Requirements: Copy every line with the string "dùng" in it.

Records for processing:
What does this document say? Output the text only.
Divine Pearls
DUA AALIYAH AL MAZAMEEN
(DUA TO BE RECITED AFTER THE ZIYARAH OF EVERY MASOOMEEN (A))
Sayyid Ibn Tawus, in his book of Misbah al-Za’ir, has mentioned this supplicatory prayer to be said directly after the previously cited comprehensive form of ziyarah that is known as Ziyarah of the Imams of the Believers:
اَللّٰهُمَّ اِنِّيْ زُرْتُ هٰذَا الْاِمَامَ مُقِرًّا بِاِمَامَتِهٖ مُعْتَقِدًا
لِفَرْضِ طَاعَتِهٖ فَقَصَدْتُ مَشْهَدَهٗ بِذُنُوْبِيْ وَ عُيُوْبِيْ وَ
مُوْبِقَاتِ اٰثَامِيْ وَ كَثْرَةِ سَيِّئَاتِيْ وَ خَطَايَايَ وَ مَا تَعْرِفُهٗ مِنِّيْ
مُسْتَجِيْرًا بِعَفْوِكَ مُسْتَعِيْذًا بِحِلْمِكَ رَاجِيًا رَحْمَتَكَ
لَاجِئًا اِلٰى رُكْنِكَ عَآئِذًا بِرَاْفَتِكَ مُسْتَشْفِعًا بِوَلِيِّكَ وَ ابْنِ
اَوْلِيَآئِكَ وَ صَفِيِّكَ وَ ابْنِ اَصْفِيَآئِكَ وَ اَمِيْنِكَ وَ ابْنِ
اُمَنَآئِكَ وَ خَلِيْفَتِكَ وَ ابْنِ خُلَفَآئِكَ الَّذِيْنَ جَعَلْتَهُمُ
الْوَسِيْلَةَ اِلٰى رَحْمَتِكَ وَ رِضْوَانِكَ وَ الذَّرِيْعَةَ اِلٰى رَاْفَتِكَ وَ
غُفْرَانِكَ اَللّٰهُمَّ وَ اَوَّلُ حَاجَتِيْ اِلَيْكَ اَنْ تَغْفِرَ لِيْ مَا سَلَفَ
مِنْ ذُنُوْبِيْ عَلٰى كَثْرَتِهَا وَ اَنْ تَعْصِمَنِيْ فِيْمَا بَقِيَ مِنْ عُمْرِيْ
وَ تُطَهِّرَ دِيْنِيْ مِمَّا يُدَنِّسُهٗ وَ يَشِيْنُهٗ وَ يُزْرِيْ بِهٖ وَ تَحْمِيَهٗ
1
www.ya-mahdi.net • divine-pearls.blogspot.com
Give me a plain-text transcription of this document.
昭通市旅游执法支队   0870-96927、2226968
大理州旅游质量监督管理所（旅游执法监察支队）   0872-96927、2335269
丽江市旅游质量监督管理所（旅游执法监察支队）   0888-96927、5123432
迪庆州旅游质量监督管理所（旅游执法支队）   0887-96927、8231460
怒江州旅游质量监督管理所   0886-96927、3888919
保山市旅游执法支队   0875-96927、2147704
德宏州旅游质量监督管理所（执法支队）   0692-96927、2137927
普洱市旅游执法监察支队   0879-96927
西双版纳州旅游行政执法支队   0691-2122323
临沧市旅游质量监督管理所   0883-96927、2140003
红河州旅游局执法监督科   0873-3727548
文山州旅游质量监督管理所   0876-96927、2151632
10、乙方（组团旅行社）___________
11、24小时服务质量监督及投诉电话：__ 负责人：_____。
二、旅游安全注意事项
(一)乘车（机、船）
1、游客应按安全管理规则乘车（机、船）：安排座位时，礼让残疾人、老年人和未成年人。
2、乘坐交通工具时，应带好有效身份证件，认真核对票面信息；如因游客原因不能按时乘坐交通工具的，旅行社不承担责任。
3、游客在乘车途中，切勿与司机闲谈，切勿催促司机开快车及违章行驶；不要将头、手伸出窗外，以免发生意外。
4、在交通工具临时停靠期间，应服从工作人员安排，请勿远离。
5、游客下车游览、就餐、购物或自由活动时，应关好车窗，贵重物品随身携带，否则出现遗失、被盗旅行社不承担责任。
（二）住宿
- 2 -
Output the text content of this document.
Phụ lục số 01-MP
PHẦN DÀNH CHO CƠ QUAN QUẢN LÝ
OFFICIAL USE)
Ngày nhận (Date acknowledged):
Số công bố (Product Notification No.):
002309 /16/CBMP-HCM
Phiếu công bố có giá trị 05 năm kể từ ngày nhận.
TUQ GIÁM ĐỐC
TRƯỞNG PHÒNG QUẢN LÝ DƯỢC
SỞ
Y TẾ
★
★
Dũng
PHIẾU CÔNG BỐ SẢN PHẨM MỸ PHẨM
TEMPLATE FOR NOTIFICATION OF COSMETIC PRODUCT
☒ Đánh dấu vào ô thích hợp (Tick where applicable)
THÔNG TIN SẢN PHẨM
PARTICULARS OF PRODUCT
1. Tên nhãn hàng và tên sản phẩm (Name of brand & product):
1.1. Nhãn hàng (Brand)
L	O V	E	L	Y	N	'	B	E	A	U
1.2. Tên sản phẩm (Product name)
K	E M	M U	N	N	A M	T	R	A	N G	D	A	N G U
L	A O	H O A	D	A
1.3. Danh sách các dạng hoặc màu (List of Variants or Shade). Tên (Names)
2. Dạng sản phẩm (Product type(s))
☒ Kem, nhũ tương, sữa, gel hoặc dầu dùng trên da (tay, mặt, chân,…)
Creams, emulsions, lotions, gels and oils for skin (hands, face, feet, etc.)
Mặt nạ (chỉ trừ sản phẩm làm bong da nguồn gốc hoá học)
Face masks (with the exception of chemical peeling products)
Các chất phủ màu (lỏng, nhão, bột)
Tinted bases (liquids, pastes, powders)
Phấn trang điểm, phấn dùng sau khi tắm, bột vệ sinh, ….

Final result:
☒ Kem, nhũ tương, sữa, gel hoặc dầu dùng trên da (tay, mặt, chân,…)
Phấn trang điểm, phấn dùng sau khi tắm, bột vệ sinh, ….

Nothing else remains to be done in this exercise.